YOUR INSTRUCTIONS
Find the lines that contain the word "text" and copy each one.

DATA LINES
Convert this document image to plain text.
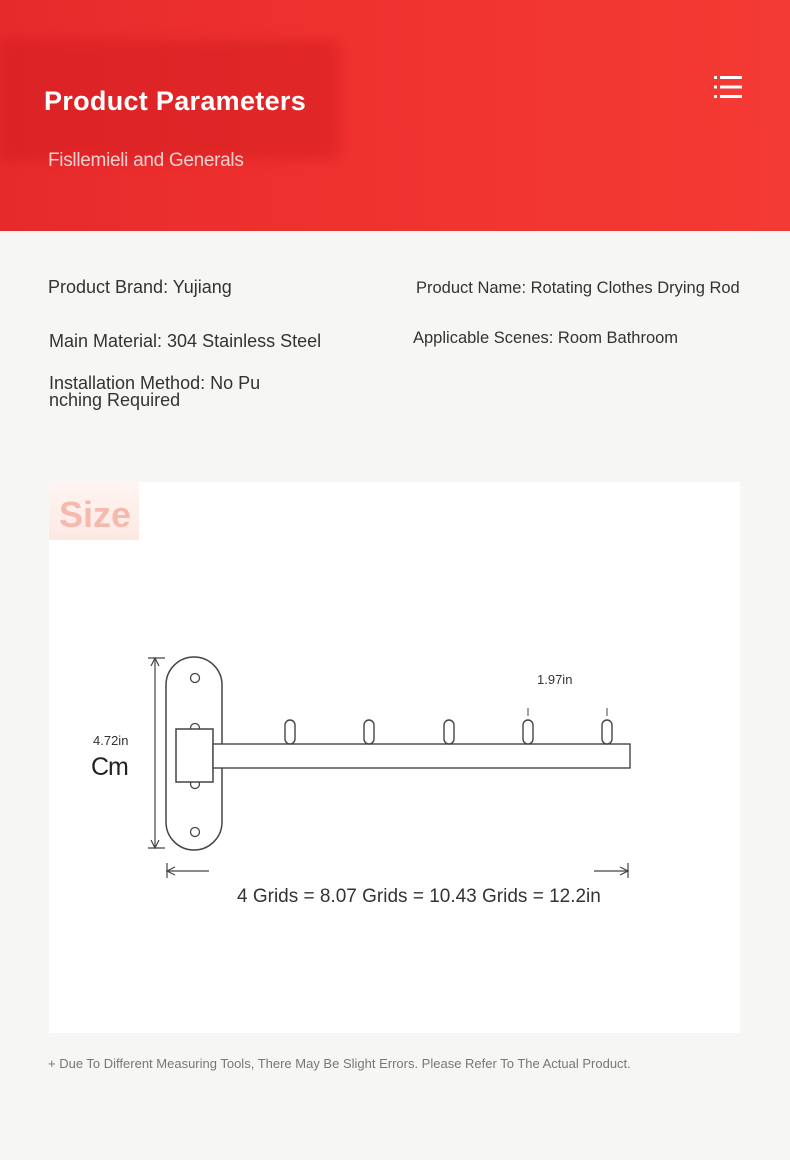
Product Parameters
Fisllemieli and Generals
Product Brand: Yujiang	Product Name: Rotating Clothes Drying Rod
Main Material: 304 Stainless Steel	Applicable Scenes: Room Bathroom
Installation Method: No Pu nching Required
Size
4.72in
Cm
1.97in
4 Grids = 8.07 Grids = 10.43 Grids = 12.2in
+ Due To Different Measuring Tools, There May Be Slight Errors. Please Refer To The Actual Product.
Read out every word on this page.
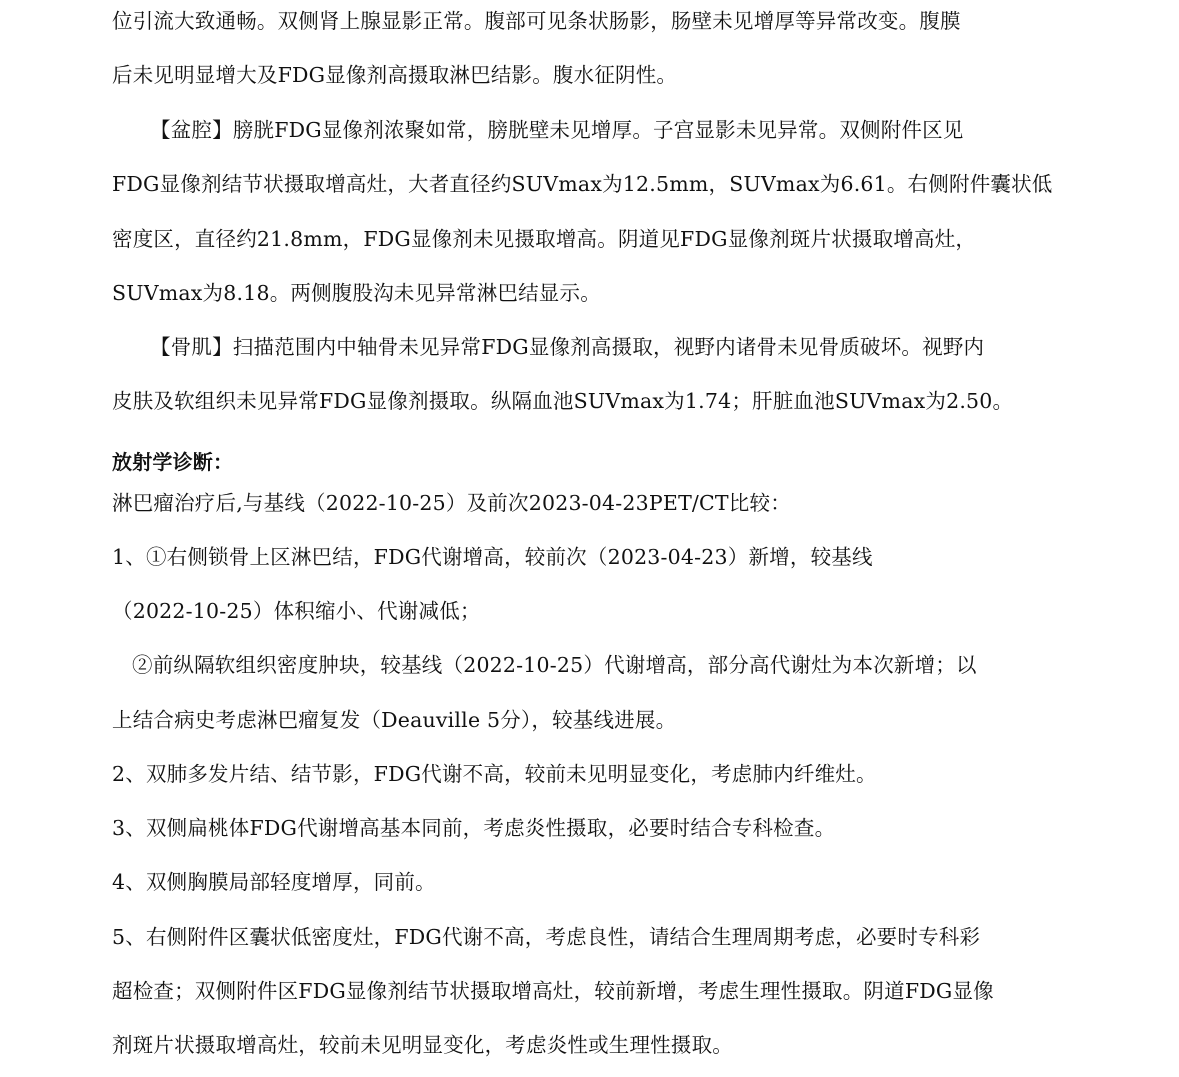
位引流大致通畅。双侧肾上腺显影正常。腹部可见条状肠影，肠壁未见增厚等异常改变。腹膜
后未见明显增大及FDG显像剂高摄取淋巴结影。腹水征阴性。
【盆腔】膀胱FDG显像剂浓聚如常，膀胱壁未见增厚。子宫显影未见异常。双侧附件区见
FDG显像剂结节状摄取增高灶，大者直径约SUVmax为12.5mm，SUVmax为6.61。右侧附件囊状低
密度区，直径约21.8mm，FDG显像剂未见摄取增高。阴道见FDG显像剂斑片状摄取增高灶，
SUVmax为8.18。两侧腹股沟未见异常淋巴结显示。
【骨肌】扫描范围内中轴骨未见异常FDG显像剂高摄取，视野内诸骨未见骨质破坏。视野内
皮肤及软组织未见异常FDG显像剂摄取。纵隔血池SUVmax为1.74；肝脏血池SUVmax为2.50。
放射学诊断：
淋巴瘤治疗后,与基线（2022-10-25）及前次2023-04-23PET/CT比较：
1、①右侧锁骨上区淋巴结，FDG代谢增高，较前次（2023-04-23）新增，较基线
（2022-10-25）体积缩小、代谢减低；
②前纵隔软组织密度肿块，较基线（2022-10-25）代谢增高，部分高代谢灶为本次新增；以
上结合病史考虑淋巴瘤复发（Deauville 5分），较基线进展。
2、双肺多发片结、结节影，FDG代谢不高，较前未见明显变化，考虑肺内纤维灶。
3、双侧扁桃体FDG代谢增高基本同前，考虑炎性摄取，必要时结合专科检查。
4、双侧胸膜局部轻度增厚，同前。
5、右侧附件区囊状低密度灶，FDG代谢不高，考虑良性，请结合生理周期考虑，必要时专科彩
超检查；双侧附件区FDG显像剂结节状摄取增高灶，较前新增，考虑生理性摄取。阴道FDG显像
剂斑片状摄取增高灶，较前未见明显变化，考虑炎性或生理性摄取。
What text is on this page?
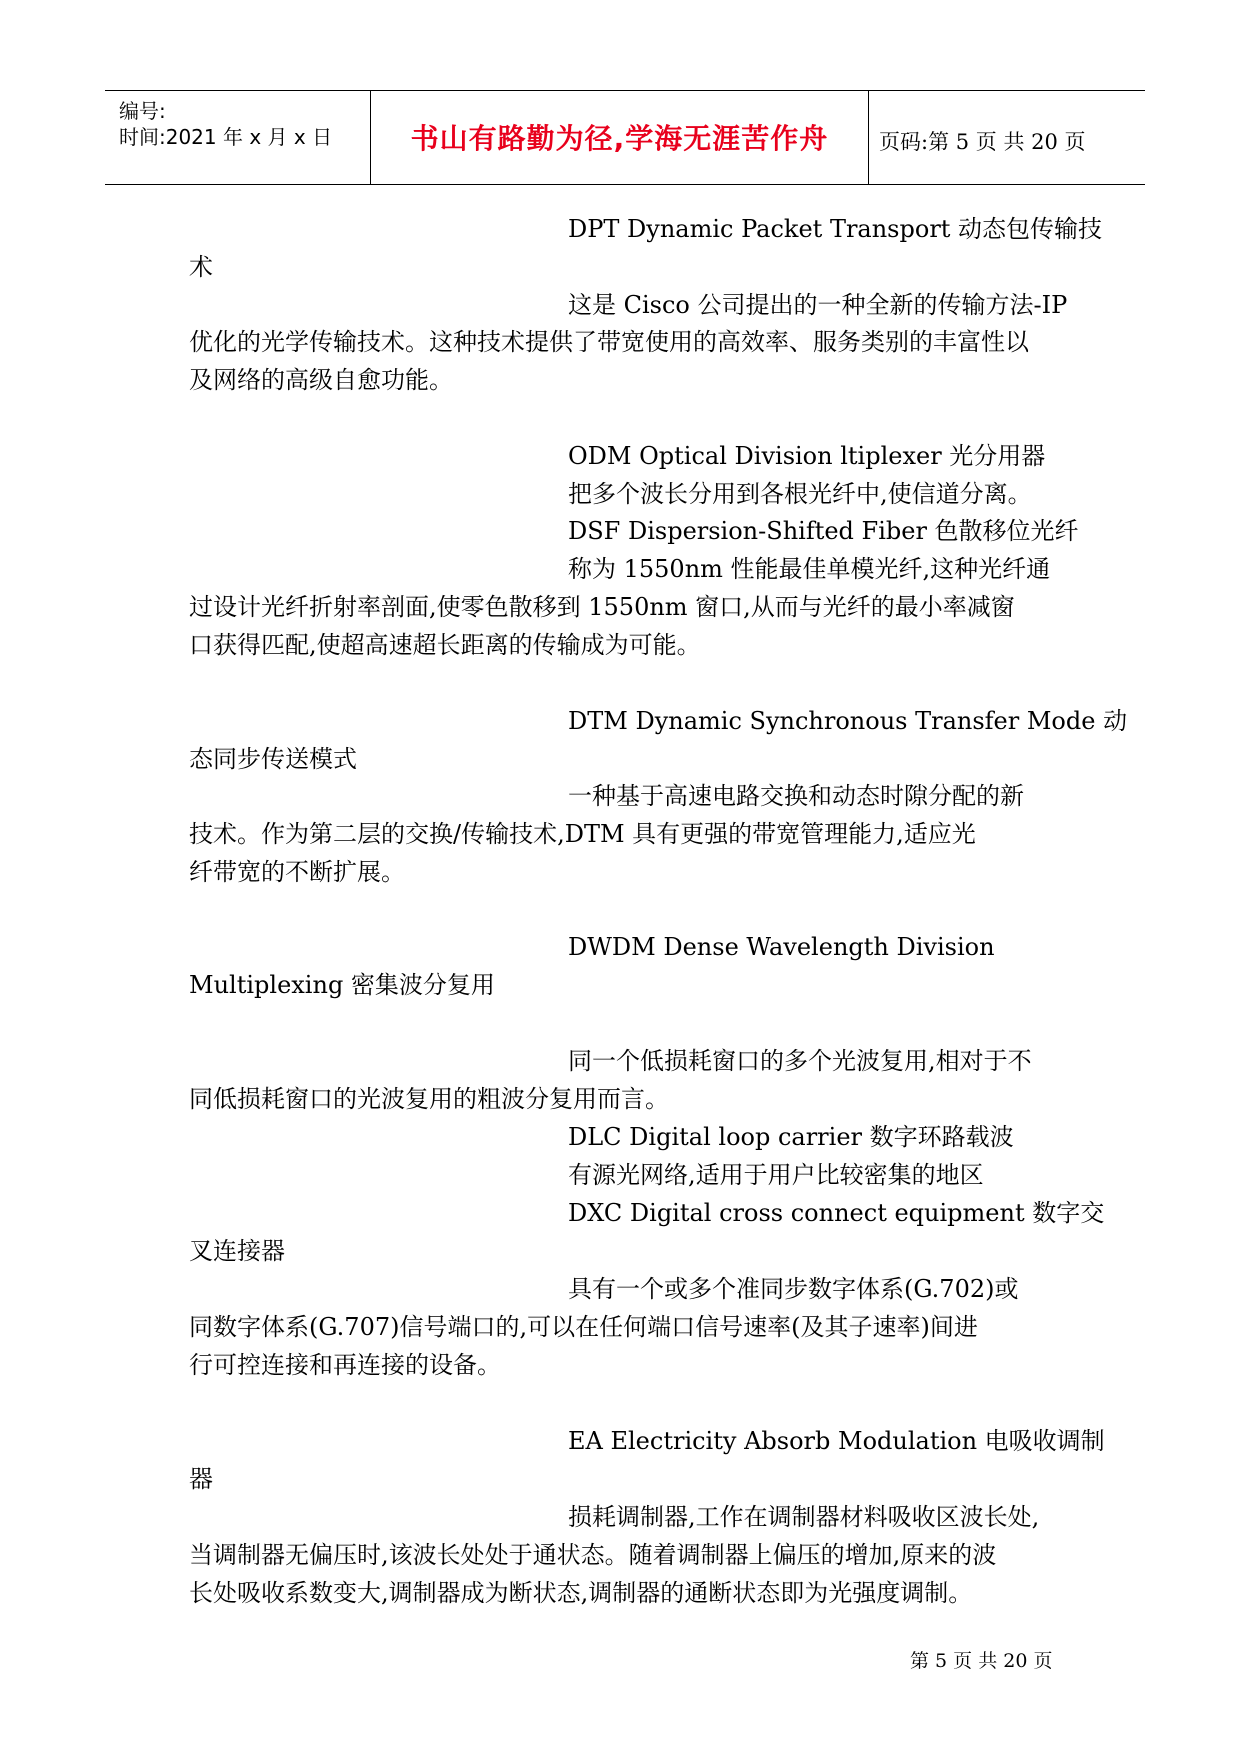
编号:
时间:2021 年 x 月 x 日	书山有路勤为径,学海无涯苦作舟	页码:第 5 页 共 20 页
DPT Dynamic Packet Transport 动态包传输技
术
这是 Cisco 公司提出的一种全新的传输方法-IP
优化的光学传输技术。这种技术提供了带宽使用的高效率、服务类别的丰富性以
及网络的高级自愈功能。
ODM Optical Division ltiplexer 光分用器
把多个波长分用到各根光纤中,使信道分离。
DSF Dispersion-Shifted Fiber 色散移位光纤
称为 1550nm 性能最佳单模光纤,这种光纤通
过设计光纤折射率剖面,使零色散移到 1550nm 窗口,从而与光纤的最小率减窗
口获得匹配,使超高速超长距离的传输成为可能。
DTM Dynamic Synchronous Transfer Mode 动
态同步传送模式
一种基于高速电路交换和动态时隙分配的新
技术。作为第二层的交换/传输技术,DTM 具有更强的带宽管理能力,适应光
纤带宽的不断扩展。
DWDM Dense Wavelength Division
Multiplexing 密集波分复用
同一个低损耗窗口的多个光波复用,相对于不
同低损耗窗口的光波复用的粗波分复用而言。
DLC Digital loop carrier 数字环路载波
有源光网络,适用于用户比较密集的地区
DXC Digital cross connect equipment 数字交
叉连接器
具有一个或多个准同步数字体系(G.702)或
同数字体系(G.707)信号端口的,可以在任何端口信号速率(及其子速率)间进
行可控连接和再连接的设备。
EA Electricity Absorb Modulation 电吸收调制
器
损耗调制器,工作在调制器材料吸收区波长处,
当调制器无偏压时,该波长处处于通状态。随着调制器上偏压的增加,原来的波
长处吸收系数变大,调制器成为断状态,调制器的通断状态即为光强度调制。
第 5 页 共 20 页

SOLUTION
Convert this document image to plain text.
What text is on this page?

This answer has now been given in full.